→ **TASK REQUIREMENTS**
Assemble all lines in which the string "objektu" appears.

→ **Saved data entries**
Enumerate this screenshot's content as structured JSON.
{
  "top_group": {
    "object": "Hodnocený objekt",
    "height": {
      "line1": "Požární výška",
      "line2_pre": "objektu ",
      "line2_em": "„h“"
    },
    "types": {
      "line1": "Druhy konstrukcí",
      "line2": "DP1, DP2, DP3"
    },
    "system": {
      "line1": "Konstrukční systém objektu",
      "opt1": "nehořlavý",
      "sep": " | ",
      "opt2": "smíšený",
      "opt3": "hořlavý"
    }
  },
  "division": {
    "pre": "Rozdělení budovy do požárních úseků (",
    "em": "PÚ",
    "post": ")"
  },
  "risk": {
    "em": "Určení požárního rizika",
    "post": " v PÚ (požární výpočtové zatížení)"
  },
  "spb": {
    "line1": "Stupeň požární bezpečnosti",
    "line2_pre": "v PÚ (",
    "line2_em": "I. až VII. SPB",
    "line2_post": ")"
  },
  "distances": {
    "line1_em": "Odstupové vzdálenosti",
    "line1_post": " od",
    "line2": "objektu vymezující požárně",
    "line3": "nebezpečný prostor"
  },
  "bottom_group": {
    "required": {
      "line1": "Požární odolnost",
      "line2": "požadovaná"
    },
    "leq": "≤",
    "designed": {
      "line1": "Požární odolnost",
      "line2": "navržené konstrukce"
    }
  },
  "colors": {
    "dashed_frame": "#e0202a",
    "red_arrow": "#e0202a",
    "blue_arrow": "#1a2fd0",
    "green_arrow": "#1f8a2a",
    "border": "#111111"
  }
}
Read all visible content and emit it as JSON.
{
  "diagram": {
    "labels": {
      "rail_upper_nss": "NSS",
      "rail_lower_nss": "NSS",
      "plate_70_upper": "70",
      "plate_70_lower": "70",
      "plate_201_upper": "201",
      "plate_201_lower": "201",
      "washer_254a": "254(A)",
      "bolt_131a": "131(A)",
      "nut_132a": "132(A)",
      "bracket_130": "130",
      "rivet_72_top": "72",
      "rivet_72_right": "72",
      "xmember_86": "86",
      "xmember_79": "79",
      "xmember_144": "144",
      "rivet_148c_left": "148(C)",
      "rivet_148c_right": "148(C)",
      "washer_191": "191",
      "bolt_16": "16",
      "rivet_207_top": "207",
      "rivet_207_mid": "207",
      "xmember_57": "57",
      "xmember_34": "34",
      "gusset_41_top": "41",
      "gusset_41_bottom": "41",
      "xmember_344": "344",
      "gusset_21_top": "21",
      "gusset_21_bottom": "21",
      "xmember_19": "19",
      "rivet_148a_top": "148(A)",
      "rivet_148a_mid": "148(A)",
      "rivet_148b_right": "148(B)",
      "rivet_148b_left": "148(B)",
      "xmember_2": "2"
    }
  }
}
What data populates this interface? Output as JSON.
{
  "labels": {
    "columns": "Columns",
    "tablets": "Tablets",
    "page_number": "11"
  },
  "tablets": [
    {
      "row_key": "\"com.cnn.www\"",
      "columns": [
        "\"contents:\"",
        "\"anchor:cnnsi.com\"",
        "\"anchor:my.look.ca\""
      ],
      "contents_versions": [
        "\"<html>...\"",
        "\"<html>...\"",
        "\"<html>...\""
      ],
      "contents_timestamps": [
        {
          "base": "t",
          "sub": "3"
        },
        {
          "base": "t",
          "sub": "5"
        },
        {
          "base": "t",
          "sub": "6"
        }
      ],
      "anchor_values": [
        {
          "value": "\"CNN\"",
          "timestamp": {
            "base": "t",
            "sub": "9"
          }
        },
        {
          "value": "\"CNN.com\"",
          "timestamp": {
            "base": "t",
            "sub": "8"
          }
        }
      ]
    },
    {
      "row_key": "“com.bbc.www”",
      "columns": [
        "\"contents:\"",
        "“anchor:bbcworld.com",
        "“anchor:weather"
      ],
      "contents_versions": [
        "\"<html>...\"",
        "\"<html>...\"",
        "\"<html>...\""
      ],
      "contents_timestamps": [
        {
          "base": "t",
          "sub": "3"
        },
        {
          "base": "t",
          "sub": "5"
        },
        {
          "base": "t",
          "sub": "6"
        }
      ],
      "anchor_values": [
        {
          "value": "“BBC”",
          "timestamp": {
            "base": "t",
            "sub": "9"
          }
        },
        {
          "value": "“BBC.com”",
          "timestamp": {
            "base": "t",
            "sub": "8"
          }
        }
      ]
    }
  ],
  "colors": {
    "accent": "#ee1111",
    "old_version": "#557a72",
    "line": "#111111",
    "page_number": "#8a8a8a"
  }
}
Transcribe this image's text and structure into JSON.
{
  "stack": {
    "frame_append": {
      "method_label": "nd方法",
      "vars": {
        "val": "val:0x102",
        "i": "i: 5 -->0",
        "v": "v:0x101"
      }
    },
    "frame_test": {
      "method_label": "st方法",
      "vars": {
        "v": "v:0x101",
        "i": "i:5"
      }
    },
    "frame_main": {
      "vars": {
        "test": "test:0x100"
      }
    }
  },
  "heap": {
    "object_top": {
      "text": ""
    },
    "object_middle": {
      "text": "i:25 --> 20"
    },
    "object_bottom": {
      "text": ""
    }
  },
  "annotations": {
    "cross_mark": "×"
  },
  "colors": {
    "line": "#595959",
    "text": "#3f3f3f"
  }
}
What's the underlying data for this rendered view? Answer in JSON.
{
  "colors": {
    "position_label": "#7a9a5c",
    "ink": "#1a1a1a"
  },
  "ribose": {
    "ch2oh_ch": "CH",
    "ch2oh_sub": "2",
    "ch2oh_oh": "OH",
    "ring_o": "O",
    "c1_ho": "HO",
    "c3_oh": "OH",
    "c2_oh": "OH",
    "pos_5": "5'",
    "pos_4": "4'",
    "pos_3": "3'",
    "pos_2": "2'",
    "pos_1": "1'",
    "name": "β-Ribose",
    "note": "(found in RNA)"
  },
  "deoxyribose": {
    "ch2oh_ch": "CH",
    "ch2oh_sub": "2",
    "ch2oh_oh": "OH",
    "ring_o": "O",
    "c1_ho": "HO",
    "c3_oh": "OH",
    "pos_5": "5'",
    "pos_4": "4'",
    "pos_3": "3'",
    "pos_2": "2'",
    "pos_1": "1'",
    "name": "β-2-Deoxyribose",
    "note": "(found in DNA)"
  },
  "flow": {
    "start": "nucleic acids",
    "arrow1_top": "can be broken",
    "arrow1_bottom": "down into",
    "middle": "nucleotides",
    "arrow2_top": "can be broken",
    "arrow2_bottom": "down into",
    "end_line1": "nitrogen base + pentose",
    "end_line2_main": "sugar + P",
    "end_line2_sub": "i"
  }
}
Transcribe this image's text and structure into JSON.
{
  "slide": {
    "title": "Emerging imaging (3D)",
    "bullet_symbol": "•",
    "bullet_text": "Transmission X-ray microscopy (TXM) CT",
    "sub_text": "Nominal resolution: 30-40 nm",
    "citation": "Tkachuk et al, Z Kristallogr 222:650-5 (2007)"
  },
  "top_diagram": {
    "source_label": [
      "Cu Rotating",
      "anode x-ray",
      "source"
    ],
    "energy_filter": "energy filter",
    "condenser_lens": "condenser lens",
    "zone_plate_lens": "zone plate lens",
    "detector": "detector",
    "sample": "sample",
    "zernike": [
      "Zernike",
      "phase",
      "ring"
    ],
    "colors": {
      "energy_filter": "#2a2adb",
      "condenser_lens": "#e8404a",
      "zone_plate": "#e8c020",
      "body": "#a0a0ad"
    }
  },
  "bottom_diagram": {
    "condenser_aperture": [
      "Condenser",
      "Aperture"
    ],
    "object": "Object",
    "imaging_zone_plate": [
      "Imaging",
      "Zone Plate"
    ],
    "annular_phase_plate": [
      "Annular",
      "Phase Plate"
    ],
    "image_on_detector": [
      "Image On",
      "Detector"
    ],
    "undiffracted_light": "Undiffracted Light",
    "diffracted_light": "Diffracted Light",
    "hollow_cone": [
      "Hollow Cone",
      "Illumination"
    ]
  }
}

→ **ANSWER TO THE TASK**
      "line2_pre": "objektu ",
      "line1": "Konstrukční systém objektu",
    "line2": "objektu vymezující požárně",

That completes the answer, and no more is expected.